__EXERCISE__: Reproduce the records exactly.

__DATA SECTION__:
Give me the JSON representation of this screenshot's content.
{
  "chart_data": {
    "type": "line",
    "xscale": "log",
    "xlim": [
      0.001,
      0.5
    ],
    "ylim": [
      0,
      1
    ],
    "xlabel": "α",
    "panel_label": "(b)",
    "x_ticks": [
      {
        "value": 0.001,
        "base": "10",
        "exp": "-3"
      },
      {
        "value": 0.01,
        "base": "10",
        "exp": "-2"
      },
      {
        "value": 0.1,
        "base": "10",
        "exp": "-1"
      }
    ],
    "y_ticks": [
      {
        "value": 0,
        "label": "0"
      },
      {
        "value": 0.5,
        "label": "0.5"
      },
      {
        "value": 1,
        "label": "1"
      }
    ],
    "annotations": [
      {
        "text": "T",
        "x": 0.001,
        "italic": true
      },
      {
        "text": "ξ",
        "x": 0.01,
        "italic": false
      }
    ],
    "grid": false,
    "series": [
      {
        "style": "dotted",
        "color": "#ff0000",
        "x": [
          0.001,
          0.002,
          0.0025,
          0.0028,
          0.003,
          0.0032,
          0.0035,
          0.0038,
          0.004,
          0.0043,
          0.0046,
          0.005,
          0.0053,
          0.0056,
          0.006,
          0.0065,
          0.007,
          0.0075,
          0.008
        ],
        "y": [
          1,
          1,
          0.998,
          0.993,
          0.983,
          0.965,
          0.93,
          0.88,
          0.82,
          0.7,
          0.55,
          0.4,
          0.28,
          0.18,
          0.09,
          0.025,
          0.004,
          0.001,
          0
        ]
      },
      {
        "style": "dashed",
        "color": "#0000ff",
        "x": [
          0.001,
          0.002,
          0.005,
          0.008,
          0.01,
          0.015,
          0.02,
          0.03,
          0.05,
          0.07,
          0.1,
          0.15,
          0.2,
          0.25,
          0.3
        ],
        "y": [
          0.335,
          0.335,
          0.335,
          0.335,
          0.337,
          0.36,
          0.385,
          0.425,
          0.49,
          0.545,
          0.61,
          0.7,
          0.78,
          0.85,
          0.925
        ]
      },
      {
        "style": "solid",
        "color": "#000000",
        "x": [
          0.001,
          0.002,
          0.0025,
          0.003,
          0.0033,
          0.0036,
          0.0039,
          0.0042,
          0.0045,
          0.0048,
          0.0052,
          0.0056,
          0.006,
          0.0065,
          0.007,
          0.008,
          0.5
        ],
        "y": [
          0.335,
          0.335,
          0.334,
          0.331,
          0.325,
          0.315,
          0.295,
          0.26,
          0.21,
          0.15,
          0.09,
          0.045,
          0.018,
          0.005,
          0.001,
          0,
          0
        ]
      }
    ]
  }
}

__EXERCISE RESPONSE__:
Give me the JSON representation of this screenshot's content.
{
  "chart_data": {
    "type": "line",
    "xscale": "log",
    "xlim": [
      0.001,
      0.5
    ],
    "ylim": [
      0,
      1
    ],
    "xlabel": "α",
    "panel_label": "(b)",
    "x_ticks": [
      {
        "value": 0.001,
        "base": "10",
        "exp": "-3"
      },
      {
        "value": 0.01,
        "base": "10",
        "exp": "-2"
      },
      {
        "value": 0.1,
        "base": "10",
        "exp": "-1"
      }
    ],
    "y_ticks": [
      {
        "value": 0,
        "label": "0"
      },
      {
        "value": 0.5,
        "label": "0.5"
      },
      {
        "value": 1,
        "label": "1"
      }
    ],
    "annotations": [
      {
        "text": "T",
        "x": 0.001,
        "italic": true
      },
      {
        "text": "ξ",
        "x": 0.01,
        "italic": false
      }
    ],
    "grid": false,
    "series": [
      {
        "style": "dotted",
        "color": "#ff0000",
        "x": [
          0.001,
          0.002,
          0.0025,
          0.0028,
          0.003,
          0.0032,
          0.0035,
          0.0038,
          0.004,
          0.0043,
          0.0046,
          0.005,
          0.0053,
          0.0056,
          0.006,
          0.0065,
          0.007,
          0.0075,
          0.008
        ],
        "y": [
          1,
          1,
          0.998,
          0.993,
          0.983,
          0.965,
          0.93,
          0.88,
          0.82,
          0.7,
          0.55,
          0.4,
          0.28,
          0.18,
          0.09,
          0.025,
          0.004,
          0.001,
          0
        ]
      },
      {
        "style": "dashed",
        "color": "#0000ff",
        "x": [
          0.001,
          0.002,
          0.005,
          0.008,
          0.01,
          0.015,
          0.02,
          0.03,
          0.05,
          0.07,
          0.1,
          0.15,
          0.2,
          0.25,
          0.3
        ],
        "y": [
          0.335,
          0.335,
          0.335,
          0.335,
          0.337,
          0.36,
          0.385,
          0.425,
          0.49,
          0.545,
          0.61,
          0.7,
          0.78,
          0.85,
          0.925
        ]
      },
      {
        "style": "solid",
        "color": "#000000",
        "x": [
          0.001,
          0.002,
          0.0025,
          0.003,
          0.0033,
          0.0036,
          0.0039,
          0.0042,
          0.0045,
          0.0048,
          0.0052,
          0.0056,
          0.006,
          0.0065,
          0.007,
          0.008,
          0.5
        ],
        "y": [
          0.335,
          0.335,
          0.334,
          0.331,
          0.325,
          0.315,
          0.295,
          0.26,
          0.21,
          0.15,
          0.09,
          0.045,
          0.018,
          0.005,
          0.001,
          0,
          0
        ]
      }
    ]
  }
}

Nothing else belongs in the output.